Law of Succession UCT (PVL2003) Study Unit 5

Execution Formal­ities - Overview

Execution formal­ities outlines in s 2(1)(a) of the Wills Act 7 of 1953
Compliance is an absolute requir­ement - should they be faulted in anyway the will is declared invalid.
The essence of the execution formal­ities lies in the signing of a will by: testator, the person who signs the will on the testator’s behalf (amanuensis), witnesses and commis­sioner of oaths (COO)
What does signing of a will entail & what qualifies as a signature for purposes of s 1(1)(a) of the Wills Act?
- making of initials - unclear on writing out of full name and surname.
- making of mark (only testator) - typically X or thumbp­rint. Additional formality: COO needs to certify this.
- making of signature
Jhajbhai v The Master: Sign includes. usual signature as well as any other mode adopted by signer to write their name.
As such the following are examples: Abicha Tshaimala, actual signature, A.T.
amneck and Rautenbach (eds) The Law of Succession in South Africa (2009) 68: Anything besides name does not count (i.e. nickname doesnt count). however:
In Smith v Parsons nickname Wally was allowed for condon­ation of the document under s 2(3) of the Wills Act
-Unclear if same approach will be followed w signing of a will for the purpose of its execution in terms of s 1(1)(a) of the Wills Act
Ricketts v Bryne
Testator signed first page of will with regular signature but wrote out name & surname in full on second page
invalid: ‘Incon­cei­vable that testator in casu wrote names as signature, while on first page used normal signature

s 2(1)(a) of the Wills Act

S 2(1)(a)(i) - Five Issues:
1) Testator must sign Will in one of the four aforem­ent­ioned ways.

__Entries__.
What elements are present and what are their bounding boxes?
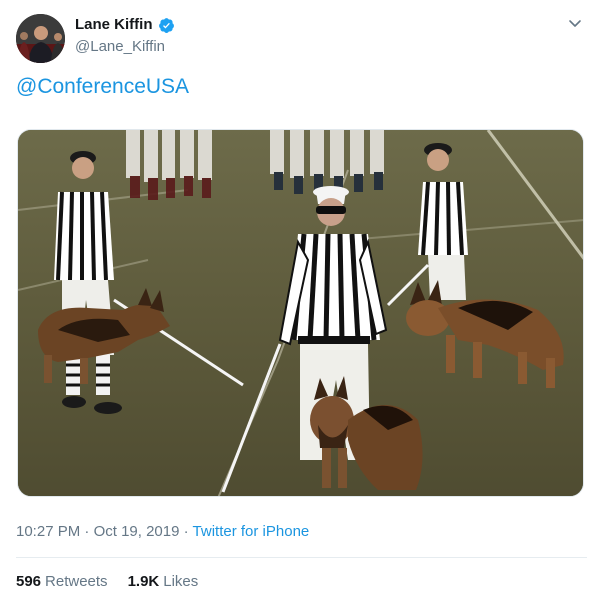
likes-stat[interactable]: 1.9K Likes xyxy=(128,572,199,592)
likes-label: Likes xyxy=(163,573,199,590)
avatar-image xyxy=(16,14,65,63)
meta-separator: · xyxy=(183,523,189,540)
tweet-text-mention[interactable]: @ConferenceUSA xyxy=(16,73,189,101)
meta-separator: · xyxy=(84,523,90,540)
avatar[interactable] xyxy=(16,14,65,63)
retweets-stat[interactable]: 596 Retweets xyxy=(16,572,108,592)
tweet-stats: 596 Retweets 1.9K Likes xyxy=(16,572,198,592)
tweet-media-photo[interactable] xyxy=(17,129,584,497)
name-row: Lane Kiffin xyxy=(75,15,175,35)
tweet-meta: 10:27 PM · Oct 19, 2019 · Twitter for iP… xyxy=(16,522,309,542)
retweets-count: 596 xyxy=(16,573,42,590)
tweet-card: Lane Kiffin @Lane_Kiffin @ConferenceUSA xyxy=(0,0,603,602)
divider xyxy=(16,557,587,558)
tweet-date[interactable]: Oct 19, 2019 xyxy=(94,523,180,540)
likes-count: 1.9K xyxy=(127,573,160,590)
tweet-time[interactable]: 10:27 PM xyxy=(16,523,80,540)
media-photo-illustration xyxy=(18,130,583,496)
display-name[interactable]: Lane Kiffin xyxy=(75,15,153,35)
retweets-label: Retweets xyxy=(45,573,108,590)
tweet-source-link[interactable]: Twitter for iPhone xyxy=(193,523,310,540)
handle[interactable]: @Lane_Kiffin xyxy=(75,37,175,57)
chevron-down-icon[interactable] xyxy=(567,15,583,31)
verified-badge-icon xyxy=(158,17,175,34)
author-block: Lane Kiffin @Lane_Kiffin xyxy=(75,15,175,57)
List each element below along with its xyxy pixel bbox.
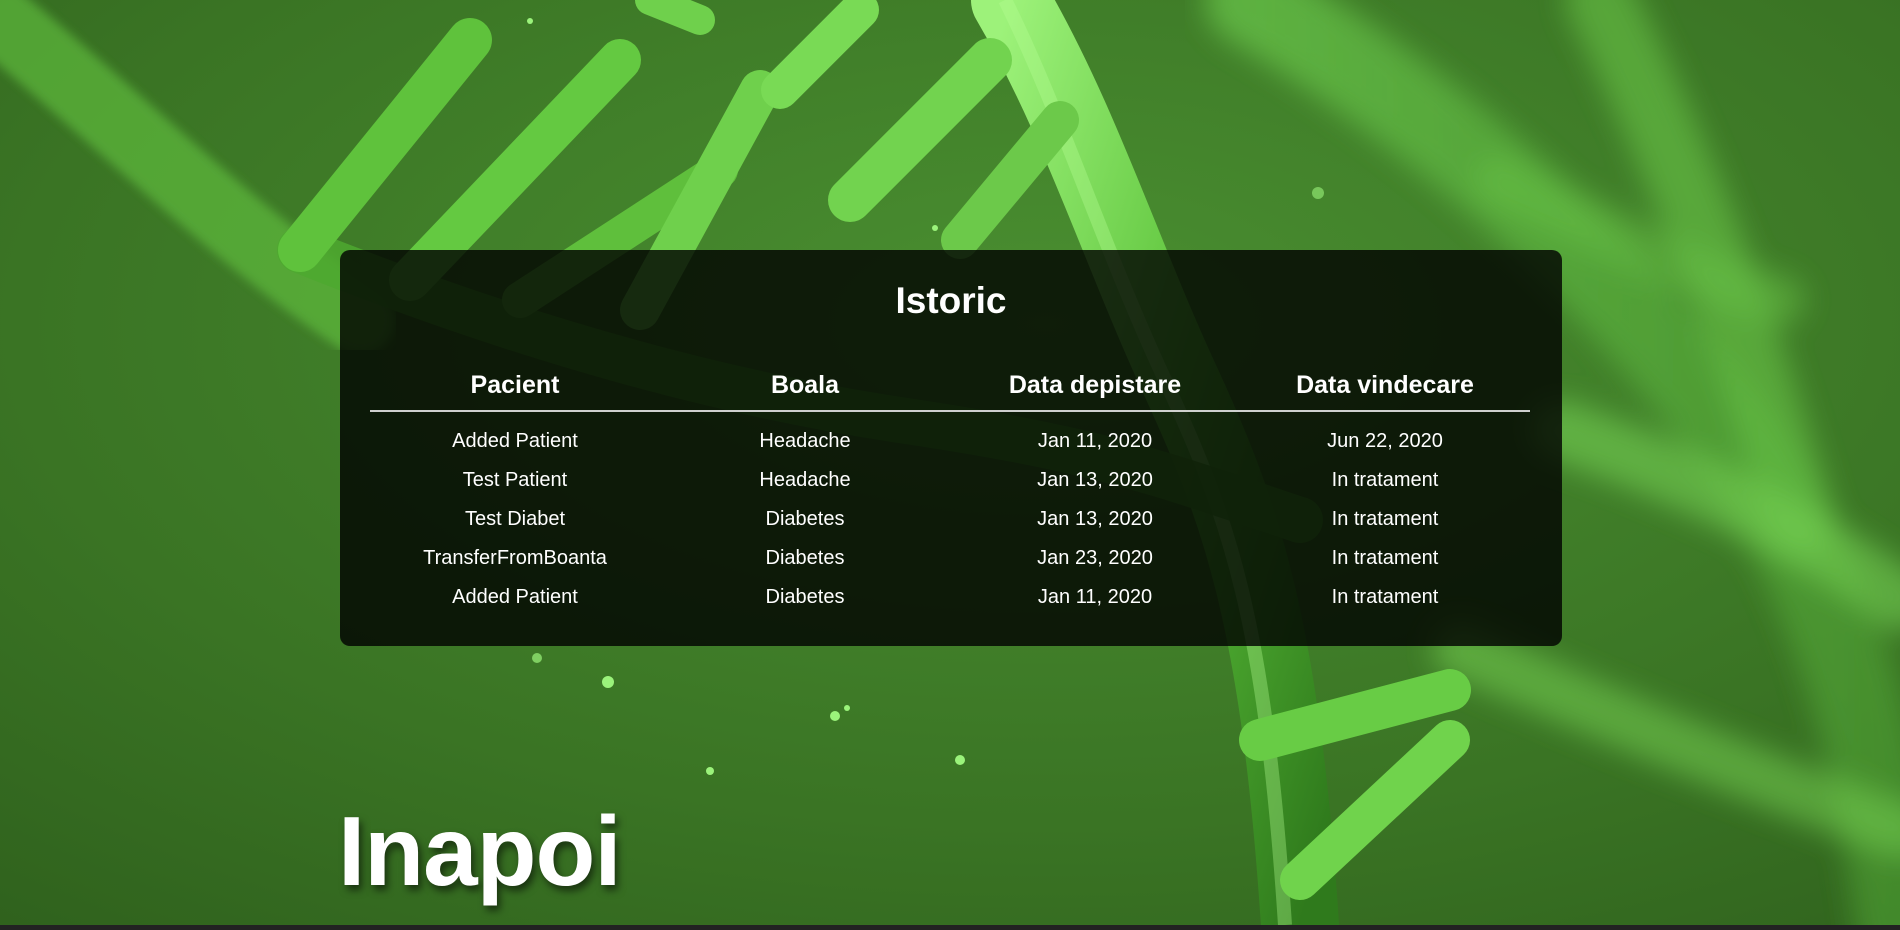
table-row: Added Patient Headache Jan 11, 2020 Jun … bbox=[370, 411, 1530, 461]
cell-pacient: Added Patient bbox=[452, 430, 578, 452]
cell-boala: Diabetes bbox=[765, 586, 845, 608]
bottom-strip bbox=[0, 925, 1900, 930]
cell-data-vindecare: Jun 22, 2020 bbox=[1327, 430, 1443, 452]
cell-data-depistare: Jan 23, 2020 bbox=[1037, 547, 1153, 569]
cell-boala: Headache bbox=[759, 469, 851, 491]
cell-pacient: Test Diabet bbox=[464, 508, 566, 530]
cell-data-depistare: Jan 11, 2020 bbox=[1037, 586, 1153, 608]
history-title: Istoric bbox=[895, 280, 1007, 321]
cell-boala: Headache bbox=[759, 430, 851, 452]
column-header-data-vindecare: Data vindecare bbox=[1240, 360, 1530, 412]
table-row: TransferFromBoanta Diabetes Jan 23, 2020… bbox=[370, 539, 1530, 578]
table-header-row: Pacient Boala Data depistare Data vindec… bbox=[370, 360, 1530, 412]
history-panel: Istoric Pacient Boala Data depistare Dat… bbox=[340, 250, 1562, 646]
column-header-boala: Boala bbox=[660, 360, 950, 412]
table-row: Test Patient Headache Jan 13, 2020 In tr… bbox=[370, 461, 1530, 500]
table-row: Test Diabet Diabetes Jan 13, 2020 In tra… bbox=[370, 500, 1530, 539]
page: Istoric Pacient Boala Data depistare Dat… bbox=[0, 0, 1900, 930]
cell-boala: Diabetes bbox=[765, 547, 845, 569]
back-link[interactable]: Inapoi bbox=[338, 795, 622, 908]
cell-data-depistare: Jan 13, 2020 bbox=[1037, 508, 1153, 530]
cell-data-vindecare: In tratament bbox=[1331, 547, 1439, 569]
history-table: Pacient Boala Data depistare Data vindec… bbox=[370, 360, 1530, 617]
cell-data-vindecare: In tratament bbox=[1331, 586, 1439, 608]
table-row: Added Patient Diabetes Jan 11, 2020 In t… bbox=[370, 578, 1530, 617]
cell-data-vindecare: In tratament bbox=[1331, 508, 1439, 530]
cell-pacient: Added Patient bbox=[452, 586, 578, 608]
cell-pacient: TransferFromBoanta bbox=[423, 547, 607, 569]
column-header-pacient: Pacient bbox=[370, 360, 660, 412]
cell-pacient: Test Patient bbox=[462, 469, 568, 491]
column-header-data-depistare: Data depistare bbox=[950, 360, 1240, 412]
cell-boala: Diabetes bbox=[765, 508, 845, 530]
cell-data-depistare: Jan 11, 2020 bbox=[1037, 430, 1153, 452]
cell-data-vindecare: In tratament bbox=[1331, 469, 1439, 491]
cell-data-depistare: Jan 13, 2020 bbox=[1037, 469, 1153, 491]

__Problem description__.
Carry the study notes on will execution formalities forward from the point where they stop. The items were drawn from a source unrelated to the study notes on will execution formalities.

__Right answer__.
2) Amanuensis can sign on behalf of testator should they be incapa­citated
- Can sign the testators signature of any of the aforem­ent­ioned ways besides making a mark
- If they sign their name in block letters (Jhajbhai) they should follow it with p.p. (per procur­ati­onem)
3) Amanuensis must sign the will infront of the testator. The testator needs to be able to see the will or if they are blind they need to be in a position where they could if they werent blind.
4) If amanuensis signs will, the will needs to be certified by a commis­sioner of oaths
5) The will must be signed at the end thereof
- Kidwell v The Master: signature must appear as close as reasonably possible to the concluding words of the will
Examples on page 5 of notes
S 2(1)(a­)(ii): Four issues
1) Signature must be made in the presence of at least 2) two witnesses
- They can acknow­ledge a signature made without witnesses in the presence of witnesses
- Acknow­led­gement looks like the testat­or/­animus declaring that the signature is indeed theirs
3) "In the presence of" = witnesses must have seen the will being signed by amanue­nsi­s/t­estator or if blind.. etc.
4) Witness must be competent. Means they must be above 14 and competent enough to give evidence in a court of law.
S 2(1)(a­)(iii): 5 issues:
Witnesses must attest & sign will in presence of the testator, each other and amanuensis (if applic­able)
1) Witnesses who sign will must be the same in whose presense testat­or/­ama­nuensis signed the will
2) To attest means to act in the capacity of a witness
3) The witness's signatures serves to verify the authen­ticity of the testat­or/­ama­nue­nsis's signature only.
- They do not need to know the content of the will
4) In the presence of = meaning in S 2(1)(a­)(ii)
5) It is not expressly indicated where witnesses should sign.
- Generally accepted that they should sign the last page of the will - not indicated where on the last page
- They must sign after testat­or/­ama­nuensis sign in terms of time, so it makes sense that they sign after their signat­ures.
Liebenberg v The Master : Testator signed one-paged will at the end thereof but two witnesses signed at the top of the page above the wording of the will.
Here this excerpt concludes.